::: RECORDS FOR THIS TASK :::

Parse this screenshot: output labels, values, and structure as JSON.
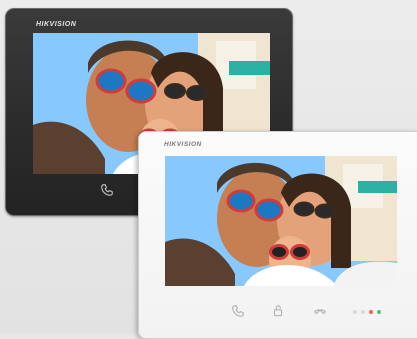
{
  "brand": "HIKVISION",
  "colors": {
    "dark_body": "#2b2b2b",
    "white_body": "#f5f5f5",
    "led_red": "#ff5b5b",
    "led_green": "#4cc36b"
  },
  "icons": {
    "dark_call": "phone-icon",
    "white_call": "phone-icon",
    "white_unlock": "unlock-icon",
    "white_hangup": "hangup-icon"
  }
}
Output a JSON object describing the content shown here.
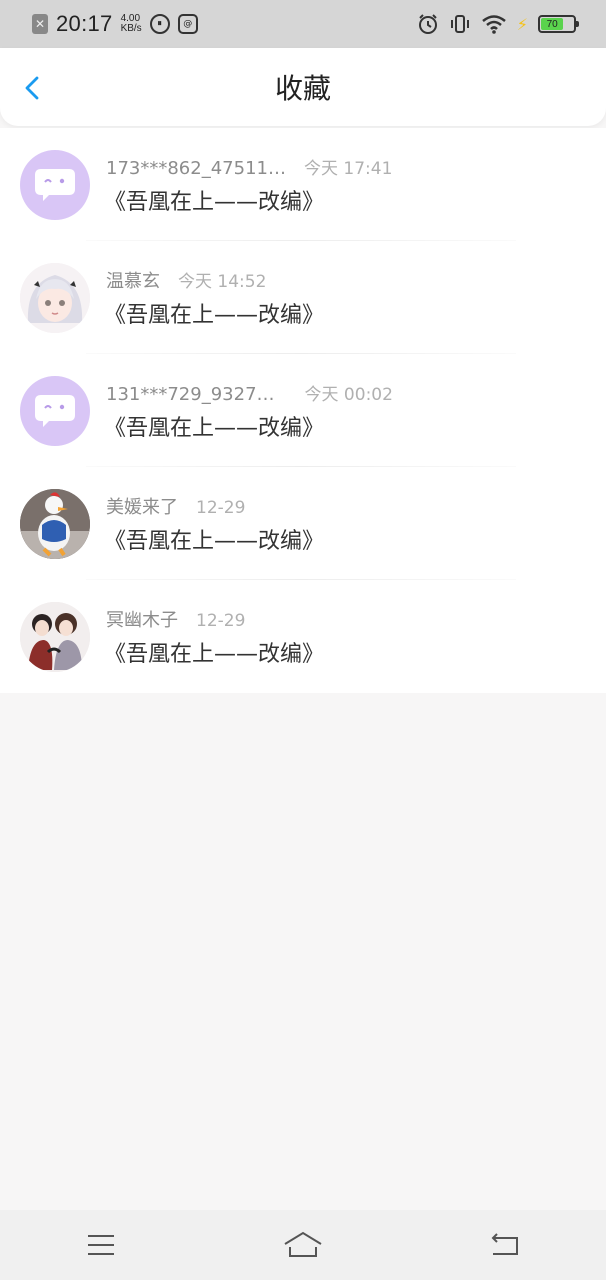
{
  "status_bar": {
    "time": "20:17",
    "speed_value": "4.00",
    "speed_unit": "KB/s",
    "battery": "70",
    "icons": [
      "close-badge-icon",
      "data-saver-icon",
      "message-icon",
      "alarm-icon",
      "vibrate-icon",
      "wifi-icon",
      "charging-icon",
      "battery-icon"
    ]
  },
  "header": {
    "title": "收藏",
    "back_icon": "chevron-left-icon",
    "accent_color": "#1a9bf0"
  },
  "favorites": [
    {
      "name": "173***862_47511…",
      "time": "今天 17:41",
      "book": "《吾凰在上——改编》",
      "avatar": "default-chat-avatar"
    },
    {
      "name": "温慕玄",
      "time": "今天 14:52",
      "book": "《吾凰在上——改编》",
      "avatar": "anime-girl-avatar"
    },
    {
      "name": "131***729_9327…",
      "time": "今天 00:02",
      "book": "《吾凰在上——改编》",
      "avatar": "default-chat-avatar"
    },
    {
      "name": "美媛来了",
      "time": "12-29",
      "book": "《吾凰在上——改编》",
      "avatar": "duck-avatar"
    },
    {
      "name": "冥幽木子",
      "time": "12-29",
      "book": "《吾凰在上——改编》",
      "avatar": "couple-avatar"
    }
  ],
  "nav_bar": {
    "buttons": [
      "menu-icon",
      "home-icon",
      "back-icon"
    ]
  }
}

:::

Locate and copy each line in the data above that includes the word "phone".

    "dark_call": "phone-icon",
    "white_call": "phone-icon",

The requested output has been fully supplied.